• Goal: Of the lines in the data below, count the ones holding the string "this", and answer with that number only.

(Stored items)
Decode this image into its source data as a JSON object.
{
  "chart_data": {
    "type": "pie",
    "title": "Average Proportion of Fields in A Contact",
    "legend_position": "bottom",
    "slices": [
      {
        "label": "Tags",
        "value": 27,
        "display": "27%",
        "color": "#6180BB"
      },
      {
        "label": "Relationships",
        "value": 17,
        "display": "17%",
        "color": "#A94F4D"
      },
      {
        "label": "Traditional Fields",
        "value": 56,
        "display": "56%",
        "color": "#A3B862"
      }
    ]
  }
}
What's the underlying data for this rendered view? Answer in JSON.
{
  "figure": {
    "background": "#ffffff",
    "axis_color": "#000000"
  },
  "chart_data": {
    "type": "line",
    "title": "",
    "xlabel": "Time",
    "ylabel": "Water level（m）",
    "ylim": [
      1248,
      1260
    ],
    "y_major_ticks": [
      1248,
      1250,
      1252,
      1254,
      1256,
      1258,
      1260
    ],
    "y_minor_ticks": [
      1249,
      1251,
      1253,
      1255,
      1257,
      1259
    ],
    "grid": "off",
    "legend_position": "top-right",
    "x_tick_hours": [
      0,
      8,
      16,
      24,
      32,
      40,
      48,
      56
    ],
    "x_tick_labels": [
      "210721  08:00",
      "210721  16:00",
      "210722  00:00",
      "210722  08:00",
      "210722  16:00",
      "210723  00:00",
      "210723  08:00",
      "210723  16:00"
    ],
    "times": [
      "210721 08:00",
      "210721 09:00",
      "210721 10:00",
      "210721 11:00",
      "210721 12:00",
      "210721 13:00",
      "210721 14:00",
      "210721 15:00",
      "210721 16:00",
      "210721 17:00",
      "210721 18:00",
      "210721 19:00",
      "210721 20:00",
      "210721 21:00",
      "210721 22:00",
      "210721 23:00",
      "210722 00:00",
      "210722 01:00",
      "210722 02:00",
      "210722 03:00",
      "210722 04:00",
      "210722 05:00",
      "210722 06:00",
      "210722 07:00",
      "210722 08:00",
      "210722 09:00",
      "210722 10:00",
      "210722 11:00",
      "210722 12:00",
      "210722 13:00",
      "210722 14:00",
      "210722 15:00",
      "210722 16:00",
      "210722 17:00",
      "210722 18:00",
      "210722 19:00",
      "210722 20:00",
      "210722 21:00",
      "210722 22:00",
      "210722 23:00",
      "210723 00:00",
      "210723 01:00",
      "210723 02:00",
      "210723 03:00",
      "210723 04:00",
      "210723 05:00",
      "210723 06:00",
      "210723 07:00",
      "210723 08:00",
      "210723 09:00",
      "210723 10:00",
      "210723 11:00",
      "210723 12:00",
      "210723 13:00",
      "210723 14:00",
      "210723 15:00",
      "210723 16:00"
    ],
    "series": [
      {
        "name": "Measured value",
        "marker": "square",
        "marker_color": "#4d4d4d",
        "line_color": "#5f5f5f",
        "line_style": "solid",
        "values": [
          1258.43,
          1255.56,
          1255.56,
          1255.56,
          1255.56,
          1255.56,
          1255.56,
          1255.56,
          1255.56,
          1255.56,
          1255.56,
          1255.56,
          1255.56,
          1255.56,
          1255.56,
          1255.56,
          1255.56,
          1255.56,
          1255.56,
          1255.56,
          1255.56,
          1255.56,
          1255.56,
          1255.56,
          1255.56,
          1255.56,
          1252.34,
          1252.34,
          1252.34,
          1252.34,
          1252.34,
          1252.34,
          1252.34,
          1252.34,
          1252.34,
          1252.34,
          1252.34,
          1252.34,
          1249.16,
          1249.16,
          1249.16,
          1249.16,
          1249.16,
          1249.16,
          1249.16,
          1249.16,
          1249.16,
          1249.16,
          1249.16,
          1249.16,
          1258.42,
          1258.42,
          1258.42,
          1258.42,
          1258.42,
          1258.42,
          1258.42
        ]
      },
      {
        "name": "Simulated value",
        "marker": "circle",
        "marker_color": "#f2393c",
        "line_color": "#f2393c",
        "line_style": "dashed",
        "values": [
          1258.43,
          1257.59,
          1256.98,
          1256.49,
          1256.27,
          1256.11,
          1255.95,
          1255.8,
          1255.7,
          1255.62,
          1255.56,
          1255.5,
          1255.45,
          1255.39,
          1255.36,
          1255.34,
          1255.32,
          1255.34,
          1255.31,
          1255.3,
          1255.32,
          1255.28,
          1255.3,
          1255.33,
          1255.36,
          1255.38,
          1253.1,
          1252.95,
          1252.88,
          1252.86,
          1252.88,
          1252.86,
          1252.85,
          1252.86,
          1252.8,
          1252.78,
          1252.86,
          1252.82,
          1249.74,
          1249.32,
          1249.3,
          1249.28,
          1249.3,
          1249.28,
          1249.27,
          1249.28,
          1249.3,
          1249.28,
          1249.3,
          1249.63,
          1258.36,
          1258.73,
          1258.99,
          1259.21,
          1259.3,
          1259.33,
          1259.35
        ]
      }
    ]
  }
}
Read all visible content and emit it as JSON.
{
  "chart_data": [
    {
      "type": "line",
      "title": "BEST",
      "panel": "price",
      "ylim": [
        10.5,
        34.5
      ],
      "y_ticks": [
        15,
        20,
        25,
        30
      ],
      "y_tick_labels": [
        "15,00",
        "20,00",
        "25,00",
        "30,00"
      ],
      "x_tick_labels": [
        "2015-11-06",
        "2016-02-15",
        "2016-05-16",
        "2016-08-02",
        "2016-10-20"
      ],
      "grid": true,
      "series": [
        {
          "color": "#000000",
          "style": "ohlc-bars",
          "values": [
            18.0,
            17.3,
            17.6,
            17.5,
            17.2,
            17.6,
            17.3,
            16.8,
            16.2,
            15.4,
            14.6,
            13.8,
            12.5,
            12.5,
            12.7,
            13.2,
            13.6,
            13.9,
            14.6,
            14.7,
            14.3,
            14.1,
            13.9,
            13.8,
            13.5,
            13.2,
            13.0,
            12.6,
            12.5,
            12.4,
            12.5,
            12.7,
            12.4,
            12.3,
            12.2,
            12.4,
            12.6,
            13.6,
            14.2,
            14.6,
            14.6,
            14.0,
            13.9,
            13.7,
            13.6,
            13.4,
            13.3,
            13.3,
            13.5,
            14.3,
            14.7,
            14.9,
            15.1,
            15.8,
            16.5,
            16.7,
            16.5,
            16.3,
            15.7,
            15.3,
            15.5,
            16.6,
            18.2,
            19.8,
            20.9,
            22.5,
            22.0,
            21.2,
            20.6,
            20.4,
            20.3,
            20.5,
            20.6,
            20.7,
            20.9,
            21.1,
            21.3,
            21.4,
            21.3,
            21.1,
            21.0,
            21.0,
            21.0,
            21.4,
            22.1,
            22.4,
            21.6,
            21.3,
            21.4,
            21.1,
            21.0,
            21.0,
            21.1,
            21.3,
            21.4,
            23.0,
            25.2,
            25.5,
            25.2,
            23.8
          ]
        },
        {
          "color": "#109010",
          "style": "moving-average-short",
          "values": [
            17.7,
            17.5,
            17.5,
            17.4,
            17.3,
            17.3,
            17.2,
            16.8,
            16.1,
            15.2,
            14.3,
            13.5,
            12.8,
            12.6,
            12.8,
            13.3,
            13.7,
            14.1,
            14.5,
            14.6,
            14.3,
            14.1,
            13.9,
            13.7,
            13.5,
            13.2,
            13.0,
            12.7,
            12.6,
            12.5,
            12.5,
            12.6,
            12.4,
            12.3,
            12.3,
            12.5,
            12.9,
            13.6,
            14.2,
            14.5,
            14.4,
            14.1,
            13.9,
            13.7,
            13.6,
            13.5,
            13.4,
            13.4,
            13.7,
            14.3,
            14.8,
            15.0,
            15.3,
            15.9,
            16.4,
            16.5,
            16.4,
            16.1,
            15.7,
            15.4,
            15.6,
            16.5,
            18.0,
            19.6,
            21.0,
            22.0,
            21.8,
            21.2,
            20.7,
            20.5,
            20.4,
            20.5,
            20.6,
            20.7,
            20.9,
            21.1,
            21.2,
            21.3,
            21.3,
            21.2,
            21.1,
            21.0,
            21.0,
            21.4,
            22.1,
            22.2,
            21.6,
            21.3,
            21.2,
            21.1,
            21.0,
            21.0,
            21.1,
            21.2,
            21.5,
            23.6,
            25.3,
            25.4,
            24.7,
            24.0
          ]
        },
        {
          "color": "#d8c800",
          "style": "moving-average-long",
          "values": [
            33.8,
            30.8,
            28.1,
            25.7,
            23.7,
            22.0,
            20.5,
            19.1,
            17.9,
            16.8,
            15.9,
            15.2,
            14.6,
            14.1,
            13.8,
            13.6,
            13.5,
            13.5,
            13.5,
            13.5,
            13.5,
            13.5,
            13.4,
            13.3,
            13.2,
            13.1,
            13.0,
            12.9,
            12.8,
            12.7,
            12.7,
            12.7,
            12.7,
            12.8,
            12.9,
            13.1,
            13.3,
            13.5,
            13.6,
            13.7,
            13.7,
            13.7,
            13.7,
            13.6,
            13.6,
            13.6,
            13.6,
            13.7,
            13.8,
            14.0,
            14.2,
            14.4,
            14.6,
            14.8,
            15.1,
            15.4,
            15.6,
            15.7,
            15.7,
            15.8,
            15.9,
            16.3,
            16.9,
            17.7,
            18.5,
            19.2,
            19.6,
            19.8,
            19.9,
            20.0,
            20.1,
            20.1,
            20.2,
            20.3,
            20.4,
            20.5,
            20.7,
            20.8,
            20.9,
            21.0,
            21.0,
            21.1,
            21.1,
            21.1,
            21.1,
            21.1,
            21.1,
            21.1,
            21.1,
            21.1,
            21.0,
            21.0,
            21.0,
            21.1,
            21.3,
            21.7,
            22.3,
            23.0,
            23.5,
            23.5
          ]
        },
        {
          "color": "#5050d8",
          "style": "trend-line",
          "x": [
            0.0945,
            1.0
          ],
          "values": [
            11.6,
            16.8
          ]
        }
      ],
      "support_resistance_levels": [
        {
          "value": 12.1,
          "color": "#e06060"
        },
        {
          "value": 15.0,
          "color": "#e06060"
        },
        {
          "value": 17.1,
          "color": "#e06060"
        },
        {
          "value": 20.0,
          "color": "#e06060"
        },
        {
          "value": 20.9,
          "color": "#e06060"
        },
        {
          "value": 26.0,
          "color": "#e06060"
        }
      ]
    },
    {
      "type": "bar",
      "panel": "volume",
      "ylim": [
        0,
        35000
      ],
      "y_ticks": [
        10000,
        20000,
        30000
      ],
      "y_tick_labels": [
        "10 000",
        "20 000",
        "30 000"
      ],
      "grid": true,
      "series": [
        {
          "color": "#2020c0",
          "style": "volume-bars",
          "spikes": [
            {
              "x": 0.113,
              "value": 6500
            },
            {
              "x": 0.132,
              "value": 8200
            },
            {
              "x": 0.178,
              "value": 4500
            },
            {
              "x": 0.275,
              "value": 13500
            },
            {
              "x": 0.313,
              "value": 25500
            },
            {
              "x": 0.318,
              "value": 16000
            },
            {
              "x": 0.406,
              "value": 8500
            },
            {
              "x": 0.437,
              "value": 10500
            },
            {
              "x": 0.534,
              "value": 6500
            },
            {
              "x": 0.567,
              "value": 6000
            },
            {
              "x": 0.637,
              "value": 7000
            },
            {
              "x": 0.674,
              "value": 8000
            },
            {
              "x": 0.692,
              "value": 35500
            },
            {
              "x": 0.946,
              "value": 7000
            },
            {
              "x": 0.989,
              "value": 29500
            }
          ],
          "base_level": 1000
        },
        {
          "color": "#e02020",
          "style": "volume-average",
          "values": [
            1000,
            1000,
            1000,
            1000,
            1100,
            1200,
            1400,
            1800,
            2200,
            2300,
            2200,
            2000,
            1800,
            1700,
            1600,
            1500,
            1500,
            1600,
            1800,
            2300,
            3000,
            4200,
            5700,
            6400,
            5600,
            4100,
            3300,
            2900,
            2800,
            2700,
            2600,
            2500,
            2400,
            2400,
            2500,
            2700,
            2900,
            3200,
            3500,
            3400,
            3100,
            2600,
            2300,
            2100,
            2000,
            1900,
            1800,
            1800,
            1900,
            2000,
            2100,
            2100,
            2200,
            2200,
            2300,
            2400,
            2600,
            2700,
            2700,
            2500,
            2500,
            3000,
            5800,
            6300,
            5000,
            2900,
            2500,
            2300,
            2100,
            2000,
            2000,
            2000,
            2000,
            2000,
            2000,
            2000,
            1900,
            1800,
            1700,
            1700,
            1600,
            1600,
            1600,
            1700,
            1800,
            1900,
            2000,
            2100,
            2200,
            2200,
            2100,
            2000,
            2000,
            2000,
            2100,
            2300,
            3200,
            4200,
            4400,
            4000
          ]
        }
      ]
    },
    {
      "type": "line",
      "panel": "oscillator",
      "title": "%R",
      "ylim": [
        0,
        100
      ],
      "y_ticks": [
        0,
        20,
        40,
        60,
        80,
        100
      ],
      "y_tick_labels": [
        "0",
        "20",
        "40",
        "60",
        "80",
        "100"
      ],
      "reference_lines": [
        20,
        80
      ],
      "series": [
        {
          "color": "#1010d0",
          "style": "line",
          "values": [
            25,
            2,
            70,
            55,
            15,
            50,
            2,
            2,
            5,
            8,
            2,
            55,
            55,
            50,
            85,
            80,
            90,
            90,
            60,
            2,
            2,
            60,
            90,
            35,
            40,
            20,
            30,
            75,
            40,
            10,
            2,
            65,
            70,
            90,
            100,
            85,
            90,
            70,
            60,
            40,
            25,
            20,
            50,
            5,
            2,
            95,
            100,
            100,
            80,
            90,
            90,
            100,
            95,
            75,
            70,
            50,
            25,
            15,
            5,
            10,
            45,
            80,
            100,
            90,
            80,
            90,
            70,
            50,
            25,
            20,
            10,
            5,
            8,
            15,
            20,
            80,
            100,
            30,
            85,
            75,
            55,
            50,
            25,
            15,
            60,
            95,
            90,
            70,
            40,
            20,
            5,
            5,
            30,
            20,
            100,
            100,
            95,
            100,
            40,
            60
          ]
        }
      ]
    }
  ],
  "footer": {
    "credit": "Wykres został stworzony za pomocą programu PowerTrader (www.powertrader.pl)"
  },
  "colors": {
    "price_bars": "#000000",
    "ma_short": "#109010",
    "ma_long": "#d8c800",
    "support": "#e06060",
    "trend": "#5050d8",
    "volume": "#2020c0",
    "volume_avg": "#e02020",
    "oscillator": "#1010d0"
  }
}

• Exercise output: 2